### Document excerpt

--- START ---

Maybe you are not too thrilled with Granny just now. As long as Granny's spending is increasing, the financial burden on you is increasing. The fact that she is taking less in cash from you every week is no help at all. If she has no money of her own, everything she spends ultimately comes out your pocket, one way or the other.
Here's the truth:
The burden of the government on the American people cannot be reduced by only cutting taxes. To reduce the burden, you must cut spending.
When politicians "cut taxes" while increasing spending, as President Bush does, they are not reducing the burden of government on the American people. They are just rearranging which American people the burden falls on. Bush increased spending more than twice as fast as Clinton did. He didn't reduce the burden of government, he increased it. His tax cuts did not magically make the cost of that increased spending disappear. Instead, the cuts shifted that increased burden off our shoulders (or at least off the shoulders of the richest among us) and onto all our children's shoulders. Redistributing the burden is not the same as reducing it.
The Granny BenefitBut there is a deeper lie hidden in the very idea of "tax burdens." To discover it, we need to pay some attention to what Granny is spending all that money on.
Let's suppose that Granny is not just spending all that money on wild drunken bingo parties. Let's suppose she is spending much of her money on buying lunchs and school books for your kids, and household supplies for your family. She does spend some money on food and clothing for herself, but she spends most of her time helping with housework, watching the kids to help keep them safe, and helping them with their homework. She spends some time chatting with the neighbors, and gives them some small gifts, but this improvement in your family's relationship with your neighbors benefits your family too.

--- END ---

### What the task requires
Can you copy the passage on tax burdens word for word, from "The Granny BenefitBut" up to and including "your family too."? Work from the passage alone.

### Stored items
--- START ---

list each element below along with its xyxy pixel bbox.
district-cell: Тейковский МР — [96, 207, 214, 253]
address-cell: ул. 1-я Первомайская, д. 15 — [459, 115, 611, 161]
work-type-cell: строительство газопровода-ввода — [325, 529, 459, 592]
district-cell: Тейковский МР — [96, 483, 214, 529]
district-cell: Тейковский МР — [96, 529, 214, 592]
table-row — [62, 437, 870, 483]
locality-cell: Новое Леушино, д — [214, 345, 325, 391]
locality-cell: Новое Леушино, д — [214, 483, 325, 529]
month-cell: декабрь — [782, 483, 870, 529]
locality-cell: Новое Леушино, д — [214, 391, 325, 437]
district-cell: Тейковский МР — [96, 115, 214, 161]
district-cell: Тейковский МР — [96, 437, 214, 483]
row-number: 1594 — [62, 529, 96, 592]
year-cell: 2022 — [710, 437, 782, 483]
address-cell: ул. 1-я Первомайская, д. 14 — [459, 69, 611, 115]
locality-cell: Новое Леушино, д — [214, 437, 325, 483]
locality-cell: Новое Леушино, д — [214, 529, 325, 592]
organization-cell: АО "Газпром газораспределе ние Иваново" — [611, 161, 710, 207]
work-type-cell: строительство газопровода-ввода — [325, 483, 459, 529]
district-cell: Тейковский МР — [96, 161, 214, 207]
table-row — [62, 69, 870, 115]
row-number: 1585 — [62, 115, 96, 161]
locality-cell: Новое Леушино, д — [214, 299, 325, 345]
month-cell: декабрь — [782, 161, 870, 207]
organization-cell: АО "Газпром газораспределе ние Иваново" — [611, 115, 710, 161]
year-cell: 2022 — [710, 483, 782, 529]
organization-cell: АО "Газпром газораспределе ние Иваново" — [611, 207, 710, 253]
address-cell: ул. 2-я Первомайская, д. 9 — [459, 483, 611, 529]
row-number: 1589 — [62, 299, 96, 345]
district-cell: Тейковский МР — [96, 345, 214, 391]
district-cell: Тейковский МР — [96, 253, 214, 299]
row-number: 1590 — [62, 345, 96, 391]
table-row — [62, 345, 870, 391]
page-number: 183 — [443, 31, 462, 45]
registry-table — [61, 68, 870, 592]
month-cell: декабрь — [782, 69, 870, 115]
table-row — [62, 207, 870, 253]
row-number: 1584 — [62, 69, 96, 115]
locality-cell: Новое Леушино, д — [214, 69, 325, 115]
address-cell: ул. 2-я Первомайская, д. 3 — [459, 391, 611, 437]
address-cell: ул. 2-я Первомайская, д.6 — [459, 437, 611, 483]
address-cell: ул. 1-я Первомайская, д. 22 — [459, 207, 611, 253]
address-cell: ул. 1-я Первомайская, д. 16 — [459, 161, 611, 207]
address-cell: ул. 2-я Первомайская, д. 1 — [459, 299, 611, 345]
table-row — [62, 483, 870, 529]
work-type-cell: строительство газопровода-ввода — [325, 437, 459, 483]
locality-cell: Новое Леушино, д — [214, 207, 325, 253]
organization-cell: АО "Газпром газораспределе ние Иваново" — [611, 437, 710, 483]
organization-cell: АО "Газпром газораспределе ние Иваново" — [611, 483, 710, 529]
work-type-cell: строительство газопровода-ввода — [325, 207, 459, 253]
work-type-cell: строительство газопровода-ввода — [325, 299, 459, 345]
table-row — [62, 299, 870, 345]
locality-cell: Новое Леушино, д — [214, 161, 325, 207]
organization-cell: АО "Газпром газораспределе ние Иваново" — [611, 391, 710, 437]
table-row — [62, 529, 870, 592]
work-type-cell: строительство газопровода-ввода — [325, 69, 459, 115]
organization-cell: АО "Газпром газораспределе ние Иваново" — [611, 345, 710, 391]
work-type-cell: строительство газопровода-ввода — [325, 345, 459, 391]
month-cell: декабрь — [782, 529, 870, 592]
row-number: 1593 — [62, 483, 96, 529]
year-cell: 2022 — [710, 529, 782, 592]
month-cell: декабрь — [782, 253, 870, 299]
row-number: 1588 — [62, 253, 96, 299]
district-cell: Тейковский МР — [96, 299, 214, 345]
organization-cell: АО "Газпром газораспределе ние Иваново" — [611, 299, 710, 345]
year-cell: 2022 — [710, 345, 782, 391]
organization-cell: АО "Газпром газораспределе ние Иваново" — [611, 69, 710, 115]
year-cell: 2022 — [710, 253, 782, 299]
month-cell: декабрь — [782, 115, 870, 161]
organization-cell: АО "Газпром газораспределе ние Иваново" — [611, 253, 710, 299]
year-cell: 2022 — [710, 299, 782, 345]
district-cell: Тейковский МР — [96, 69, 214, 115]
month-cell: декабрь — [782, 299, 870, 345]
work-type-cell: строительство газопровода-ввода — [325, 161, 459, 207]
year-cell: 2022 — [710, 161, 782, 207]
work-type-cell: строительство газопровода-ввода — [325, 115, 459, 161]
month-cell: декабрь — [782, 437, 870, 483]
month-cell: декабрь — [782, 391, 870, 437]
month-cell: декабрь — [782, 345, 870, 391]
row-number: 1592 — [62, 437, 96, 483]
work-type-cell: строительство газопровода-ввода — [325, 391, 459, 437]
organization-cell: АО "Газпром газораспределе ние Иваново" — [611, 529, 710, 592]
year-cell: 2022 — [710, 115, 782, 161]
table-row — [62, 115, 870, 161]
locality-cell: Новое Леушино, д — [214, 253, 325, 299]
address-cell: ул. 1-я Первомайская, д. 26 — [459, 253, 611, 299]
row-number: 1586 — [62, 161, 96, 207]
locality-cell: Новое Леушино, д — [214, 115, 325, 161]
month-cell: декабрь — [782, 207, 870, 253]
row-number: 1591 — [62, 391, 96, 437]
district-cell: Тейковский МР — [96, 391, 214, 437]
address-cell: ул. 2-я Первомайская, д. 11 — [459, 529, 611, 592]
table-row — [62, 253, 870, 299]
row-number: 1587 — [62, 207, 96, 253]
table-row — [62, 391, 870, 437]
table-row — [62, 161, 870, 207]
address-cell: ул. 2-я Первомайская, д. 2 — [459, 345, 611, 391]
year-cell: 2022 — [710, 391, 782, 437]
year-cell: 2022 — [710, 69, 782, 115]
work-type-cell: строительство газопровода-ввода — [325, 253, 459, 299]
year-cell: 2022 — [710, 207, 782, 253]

--- END ---

### Answer to this exercise
The Granny BenefitBut there is a deeper lie hidden in the very idea of "tax burdens." To discover it, we need to pay some attention to what Granny is spending all that money on.
Let's suppose that Granny is not just spending all that money on wild drunken bingo parties. Let's suppose she is spending much of her money on buying lunchs and school books for your kids, and household supplies for your family. She does spend some money on food and clothing for herself, but she spends most of her time helping with housework, watching the kids to help keep them safe, and helping them with their homework. She spends some time chatting with the neighbors, and gives them some small gifts, but this improvement in your family's relationship with your neighbors benefits your family too.